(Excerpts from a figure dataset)
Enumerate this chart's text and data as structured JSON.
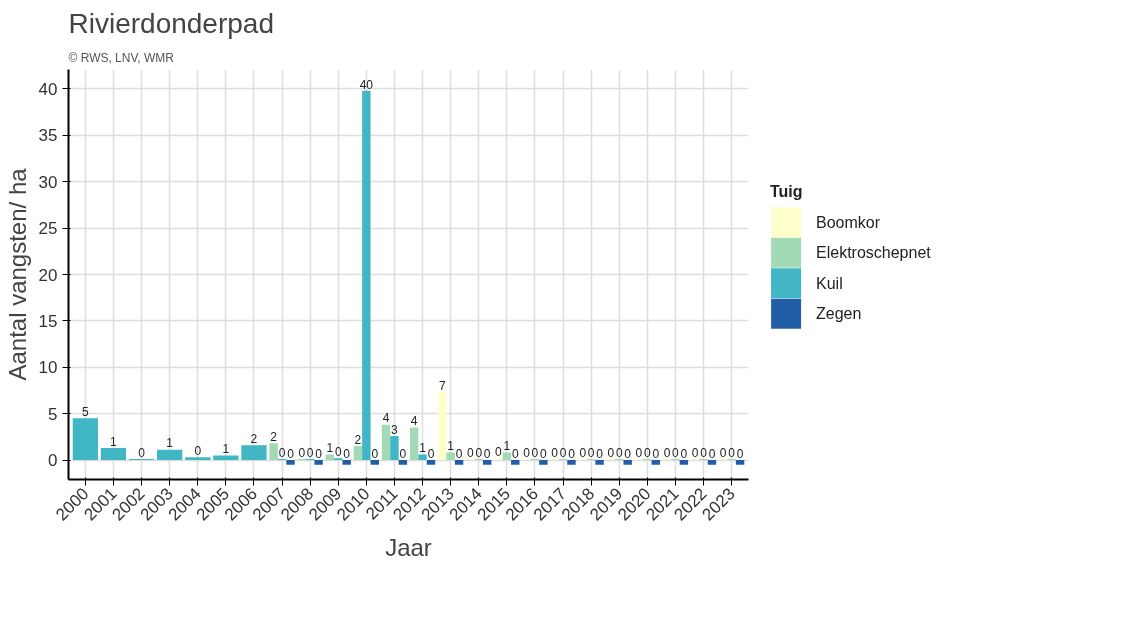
{
  "chart_data": {
    "type": "bar",
    "title": "Rivierdonderpad",
    "subtitle": "© RWS, LNV, WMR",
    "xlabel": "Jaar",
    "ylabel": "Aantal vangsten/ ha",
    "legend_title": "Tuig",
    "categories": [
      "2000",
      "2001",
      "2002",
      "2003",
      "2004",
      "2005",
      "2006",
      "2007",
      "2008",
      "2009",
      "2010",
      "2011",
      "2012",
      "2013",
      "2014",
      "2015",
      "2016",
      "2017",
      "2018",
      "2019",
      "2020",
      "2021",
      "2022",
      "2023"
    ],
    "series": [
      {
        "name": "Boomkor",
        "color": "#ffffcc",
        "values": [
          null,
          null,
          null,
          null,
          null,
          null,
          null,
          null,
          null,
          null,
          null,
          null,
          null,
          7.3,
          0.1,
          0.2,
          0.1,
          0.1,
          0.1,
          0.1,
          0.1,
          0.1,
          0.1,
          0.1
        ],
        "value_labels": [
          null,
          null,
          null,
          null,
          null,
          null,
          null,
          null,
          null,
          null,
          null,
          null,
          null,
          "7",
          "0",
          "0",
          "0",
          "0",
          "0",
          "0",
          "0",
          "0",
          "0",
          "0"
        ]
      },
      {
        "name": "Elektroschepnet",
        "color": "#a1dab4",
        "values": [
          null,
          null,
          null,
          null,
          null,
          null,
          null,
          1.8,
          0.1,
          0.6,
          1.5,
          3.8,
          3.5,
          0.8,
          0.1,
          0.8,
          0.1,
          0.1,
          0.1,
          0.1,
          0.1,
          0.1,
          0.1,
          0.1
        ],
        "value_labels": [
          null,
          null,
          null,
          null,
          null,
          null,
          null,
          "2",
          "0",
          "1",
          "2",
          "4",
          "4",
          "1",
          "0",
          "1",
          "0",
          "0",
          "0",
          "0",
          "0",
          "0",
          "0",
          "0"
        ]
      },
      {
        "name": "Kuil",
        "color": "#41b6c4",
        "values": [
          4.5,
          1.3,
          0.1,
          1.1,
          0.3,
          0.5,
          1.6,
          0.1,
          0.1,
          0.2,
          39.8,
          2.6,
          0.6,
          null,
          null,
          null,
          null,
          null,
          null,
          null,
          null,
          null,
          null,
          null
        ],
        "value_labels": [
          "5",
          "1",
          "0",
          "1",
          "0",
          "1",
          "2",
          "0",
          "0",
          "0",
          "40",
          "3",
          "1",
          null,
          null,
          null,
          null,
          null,
          null,
          null,
          null,
          null,
          null,
          null
        ]
      },
      {
        "name": "Zegen",
        "color": "#225ea8",
        "values": [
          null,
          null,
          null,
          null,
          null,
          null,
          null,
          -0.5,
          -0.5,
          -0.5,
          -0.5,
          -0.5,
          -0.5,
          -0.5,
          -0.5,
          -0.5,
          -0.5,
          -0.5,
          -0.5,
          -0.5,
          -0.5,
          -0.5,
          -0.5,
          -0.5
        ],
        "value_labels": [
          null,
          null,
          null,
          null,
          null,
          null,
          null,
          "0",
          "0",
          "0",
          "0",
          "0",
          "0",
          "0",
          "0",
          "0",
          "0",
          "0",
          "0",
          "0",
          "0",
          "0",
          "0",
          "0"
        ]
      }
    ],
    "ylim": [
      -2.1,
      42.1
    ],
    "yticks": [
      0,
      5,
      10,
      15,
      20,
      25,
      30,
      35,
      40
    ],
    "grid": true,
    "legend": "right"
  }
}
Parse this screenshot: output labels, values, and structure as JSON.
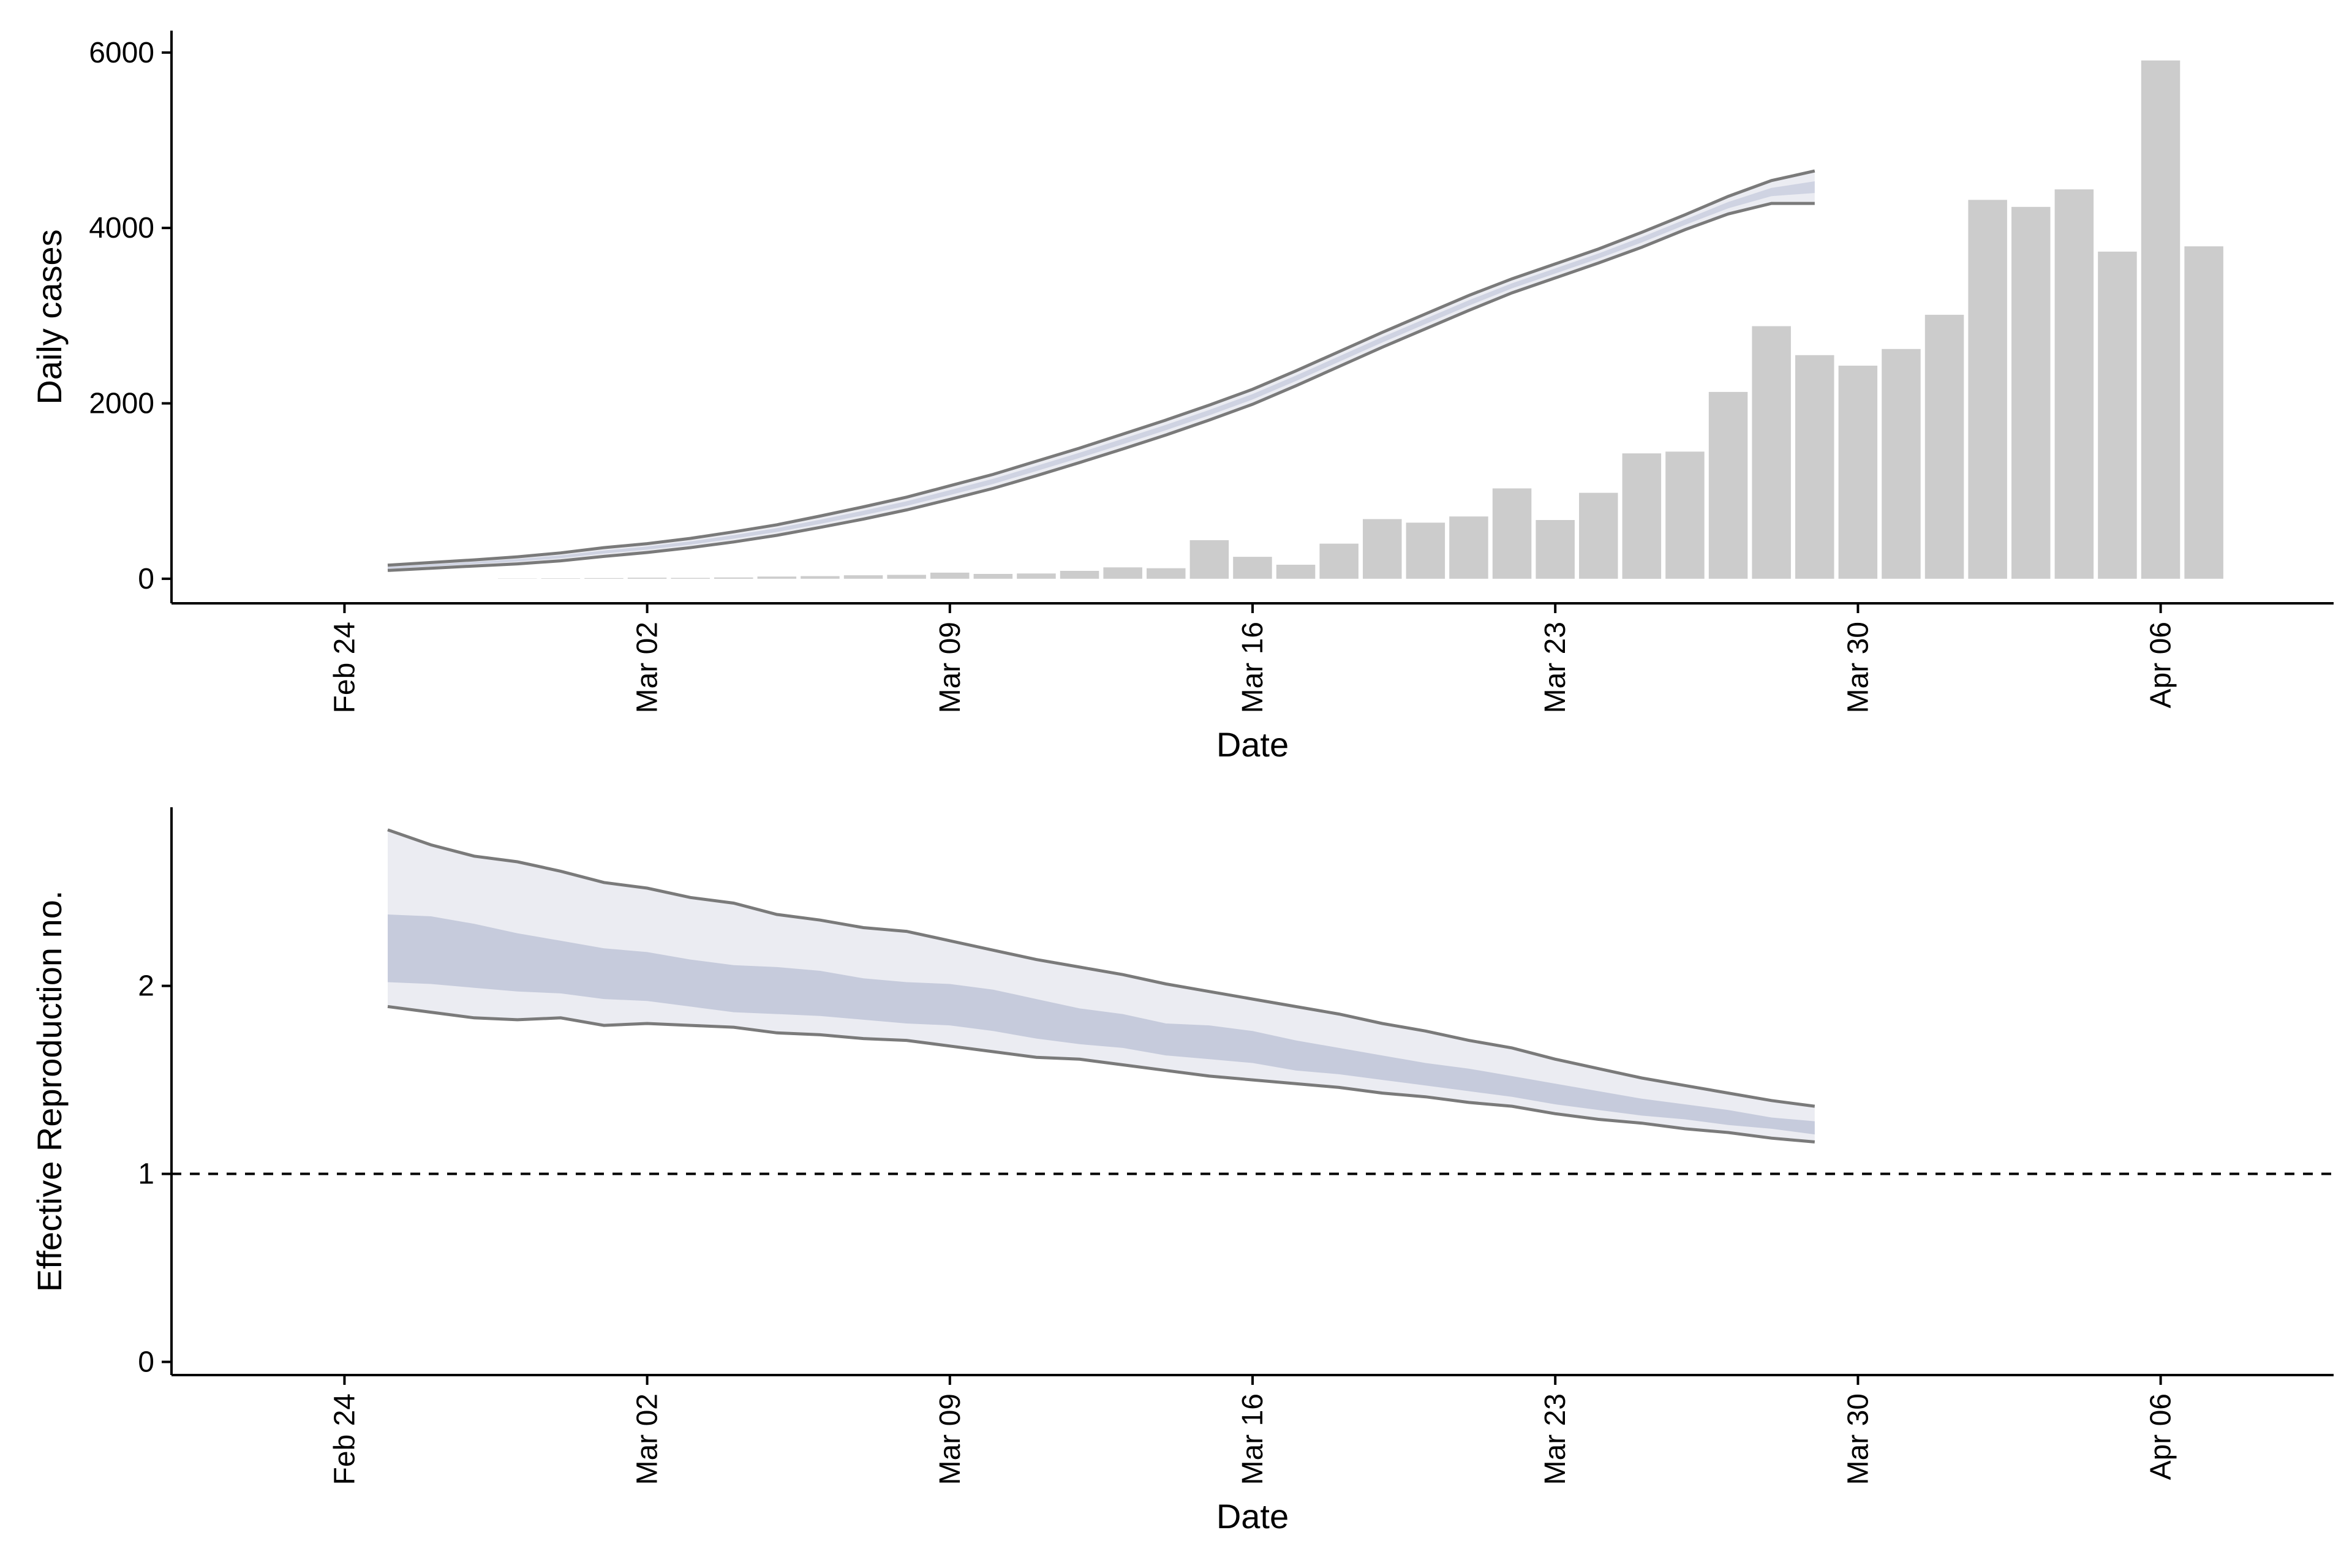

§ TO BE DONE
Say how many lines in the records hold "name", with the number as the whole reply.

§ REPLY
4